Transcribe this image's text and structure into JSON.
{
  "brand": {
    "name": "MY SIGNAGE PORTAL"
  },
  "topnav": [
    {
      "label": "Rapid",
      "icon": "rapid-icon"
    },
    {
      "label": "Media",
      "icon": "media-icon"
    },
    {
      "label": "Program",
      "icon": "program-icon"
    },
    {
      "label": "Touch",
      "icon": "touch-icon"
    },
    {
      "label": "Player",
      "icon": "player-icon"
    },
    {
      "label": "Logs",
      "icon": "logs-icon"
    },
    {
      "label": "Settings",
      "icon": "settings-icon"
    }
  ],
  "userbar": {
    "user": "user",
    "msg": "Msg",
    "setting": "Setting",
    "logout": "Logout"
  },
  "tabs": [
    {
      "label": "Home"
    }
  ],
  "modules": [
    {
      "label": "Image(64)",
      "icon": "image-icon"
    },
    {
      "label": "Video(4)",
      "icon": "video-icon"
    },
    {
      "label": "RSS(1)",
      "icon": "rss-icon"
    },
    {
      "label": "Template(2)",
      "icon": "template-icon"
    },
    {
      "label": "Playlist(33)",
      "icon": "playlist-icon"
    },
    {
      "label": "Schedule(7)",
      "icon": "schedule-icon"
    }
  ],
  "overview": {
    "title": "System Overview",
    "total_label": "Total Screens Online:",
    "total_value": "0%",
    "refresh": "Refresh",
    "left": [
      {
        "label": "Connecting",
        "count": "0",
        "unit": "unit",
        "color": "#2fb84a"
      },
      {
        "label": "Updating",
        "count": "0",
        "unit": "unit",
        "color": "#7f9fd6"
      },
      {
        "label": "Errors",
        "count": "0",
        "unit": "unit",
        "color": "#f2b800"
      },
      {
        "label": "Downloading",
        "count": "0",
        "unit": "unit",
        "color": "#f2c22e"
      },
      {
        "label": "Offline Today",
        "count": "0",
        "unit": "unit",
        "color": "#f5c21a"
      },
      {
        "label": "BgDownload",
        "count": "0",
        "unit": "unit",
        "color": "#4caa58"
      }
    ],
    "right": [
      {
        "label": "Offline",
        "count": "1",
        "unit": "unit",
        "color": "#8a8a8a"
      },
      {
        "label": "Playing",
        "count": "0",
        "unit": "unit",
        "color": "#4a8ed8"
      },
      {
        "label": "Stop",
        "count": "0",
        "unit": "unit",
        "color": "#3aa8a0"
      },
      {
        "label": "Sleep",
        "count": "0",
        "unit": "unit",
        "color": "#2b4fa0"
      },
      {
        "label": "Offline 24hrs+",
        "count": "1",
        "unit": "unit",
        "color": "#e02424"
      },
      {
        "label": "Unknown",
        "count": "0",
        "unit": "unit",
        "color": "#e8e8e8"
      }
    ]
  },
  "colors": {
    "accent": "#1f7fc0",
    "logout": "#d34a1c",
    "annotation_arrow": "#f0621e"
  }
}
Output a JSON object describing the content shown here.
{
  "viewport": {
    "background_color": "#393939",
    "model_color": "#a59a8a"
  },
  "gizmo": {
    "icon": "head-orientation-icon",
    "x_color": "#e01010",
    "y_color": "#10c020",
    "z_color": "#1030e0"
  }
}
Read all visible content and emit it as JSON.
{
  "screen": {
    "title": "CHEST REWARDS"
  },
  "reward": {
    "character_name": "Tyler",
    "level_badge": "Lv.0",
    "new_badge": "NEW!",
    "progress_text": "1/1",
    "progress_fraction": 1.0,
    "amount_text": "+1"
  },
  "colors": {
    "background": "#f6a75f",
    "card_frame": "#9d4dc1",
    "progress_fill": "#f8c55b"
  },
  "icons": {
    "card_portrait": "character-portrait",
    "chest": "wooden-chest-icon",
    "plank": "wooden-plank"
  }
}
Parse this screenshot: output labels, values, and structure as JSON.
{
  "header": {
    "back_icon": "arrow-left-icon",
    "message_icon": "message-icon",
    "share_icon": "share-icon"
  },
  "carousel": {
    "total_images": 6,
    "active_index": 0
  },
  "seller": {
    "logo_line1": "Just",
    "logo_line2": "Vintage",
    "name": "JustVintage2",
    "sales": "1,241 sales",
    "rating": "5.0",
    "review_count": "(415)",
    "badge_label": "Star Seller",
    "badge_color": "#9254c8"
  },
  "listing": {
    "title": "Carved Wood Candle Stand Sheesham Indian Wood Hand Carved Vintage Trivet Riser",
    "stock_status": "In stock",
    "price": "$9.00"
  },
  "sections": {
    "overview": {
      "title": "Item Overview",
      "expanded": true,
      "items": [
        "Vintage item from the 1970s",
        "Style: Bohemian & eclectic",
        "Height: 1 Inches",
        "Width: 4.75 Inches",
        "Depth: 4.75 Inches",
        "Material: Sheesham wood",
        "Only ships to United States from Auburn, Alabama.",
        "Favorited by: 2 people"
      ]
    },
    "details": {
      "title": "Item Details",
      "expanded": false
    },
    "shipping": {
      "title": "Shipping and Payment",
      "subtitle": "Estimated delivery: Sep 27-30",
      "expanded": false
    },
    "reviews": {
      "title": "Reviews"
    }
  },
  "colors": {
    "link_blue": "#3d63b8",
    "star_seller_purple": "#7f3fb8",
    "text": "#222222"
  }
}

== == ==

*Work to be completed*. Output an exact copy of each record.

*Final answer*.
Transcribe this image's text and structure into JSON.
{
  "brand": {
    "name": "MY SIGNAGE PORTAL"
  },
  "topnav": [
    {
      "label": "Rapid",
      "icon": "rapid-icon"
    },
    {
      "label": "Media",
      "icon": "media-icon"
    },
    {
      "label": "Program",
      "icon": "program-icon"
    },
    {
      "label": "Touch",
      "icon": "touch-icon"
    },
    {
      "label": "Player",
      "icon": "player-icon"
    },
    {
      "label": "Logs",
      "icon": "logs-icon"
    },
    {
      "label": "Settings",
      "icon": "settings-icon"
    }
  ],
  "userbar": {
    "user": "user",
    "msg": "Msg",
    "setting": "Setting",
    "logout": "Logout"
  },
  "tabs": [
    {
      "label": "Home"
    }
  ],
  "modules": [
    {
      "label": "Image(64)",
      "icon": "image-icon"
    },
    {
      "label": "Video(4)",
      "icon": "video-icon"
    },
    {
      "label": "RSS(1)",
      "icon": "rss-icon"
    },
    {
      "label": "Template(2)",
      "icon": "template-icon"
    },
    {
      "label": "Playlist(33)",
      "icon": "playlist-icon"
    },
    {
      "label": "Schedule(7)",
      "icon": "schedule-icon"
    }
  ],
  "overview": {
    "title": "System Overview",
    "total_label": "Total Screens Online:",
    "total_value": "0%",
    "refresh": "Refresh",
    "left": [
      {
        "label": "Connecting",
        "count": "0",
        "unit": "unit",
        "color": "#2fb84a"
      },
      {
        "label": "Updating",
        "count": "0",
        "unit": "unit",
        "color": "#7f9fd6"
      },
      {
        "label": "Errors",
        "count": "0",
        "unit": "unit",
        "color": "#f2b800"
      },
      {
        "label": "Downloading",
        "count": "0",
        "unit": "unit",
        "color": "#f2c22e"
      },
      {
        "label": "Offline Today",
        "count": "0",
        "unit": "unit",
        "color": "#f5c21a"
      },
      {
        "label": "BgDownload",
        "count": "0",
        "unit": "unit",
        "color": "#4caa58"
      }
    ],
    "right": [
      {
        "label": "Offline",
        "count": "1",
        "unit": "unit",
        "color": "#8a8a8a"
      },
      {
        "label": "Playing",
        "count": "0",
        "unit": "unit",
        "color": "#4a8ed8"
      },
      {
        "label": "Stop",
        "count": "0",
        "unit": "unit",
        "color": "#3aa8a0"
      },
      {
        "label": "Sleep",
        "count": "0",
        "unit": "unit",
        "color": "#2b4fa0"
      },
      {
        "label": "Offline 24hrs+",
        "count": "1",
        "unit": "unit",
        "color": "#e02424"
      },
      {
        "label": "Unknown",
        "count": "0",
        "unit": "unit",
        "color": "#e8e8e8"
      }
    ]
  },
  "colors": {
    "accent": "#1f7fc0",
    "logout": "#d34a1c",
    "annotation_arrow": "#f0621e"
  }
}
Output a JSON object describing the content shown here.
{
  "viewport": {
    "background_color": "#393939",
    "model_color": "#a59a8a"
  },
  "gizmo": {
    "icon": "head-orientation-icon",
    "x_color": "#e01010",
    "y_color": "#10c020",
    "z_color": "#1030e0"
  }
}
Read all visible content and emit it as JSON.
{
  "screen": {
    "title": "CHEST REWARDS"
  },
  "reward": {
    "character_name": "Tyler",
    "level_badge": "Lv.0",
    "new_badge": "NEW!",
    "progress_text": "1/1",
    "progress_fraction": 1.0,
    "amount_text": "+1"
  },
  "colors": {
    "background": "#f6a75f",
    "card_frame": "#9d4dc1",
    "progress_fill": "#f8c55b"
  },
  "icons": {
    "card_portrait": "character-portrait",
    "chest": "wooden-chest-icon",
    "plank": "wooden-plank"
  }
}
Parse this screenshot: output labels, values, and structure as JSON.
{
  "header": {
    "back_icon": "arrow-left-icon",
    "message_icon": "message-icon",
    "share_icon": "share-icon"
  },
  "carousel": {
    "total_images": 6,
    "active_index": 0
  },
  "seller": {
    "logo_line1": "Just",
    "logo_line2": "Vintage",
    "name": "JustVintage2",
    "sales": "1,241 sales",
    "rating": "5.0",
    "review_count": "(415)",
    "badge_label": "Star Seller",
    "badge_color": "#9254c8"
  },
  "listing": {
    "title": "Carved Wood Candle Stand Sheesham Indian Wood Hand Carved Vintage Trivet Riser",
    "stock_status": "In stock",
    "price": "$9.00"
  },
  "sections": {
    "overview": {
      "title": "Item Overview",
      "expanded": true,
      "items": [
        "Vintage item from the 1970s",
        "Style: Bohemian & eclectic",
        "Height: 1 Inches",
        "Width: 4.75 Inches",
        "Depth: 4.75 Inches",
        "Material: Sheesham wood",
        "Only ships to United States from Auburn, Alabama.",
        "Favorited by: 2 people"
      ]
    },
    "details": {
      "title": "Item Details",
      "expanded": false
    },
    "shipping": {
      "title": "Shipping and Payment",
      "subtitle": "Estimated delivery: Sep 27-30",
      "expanded": false
    },
    "reviews": {
      "title": "Reviews"
    }
  },
  "colors": {
    "link_blue": "#3d63b8",
    "star_seller_purple": "#7f3fb8",
    "text": "#222222"
  }
}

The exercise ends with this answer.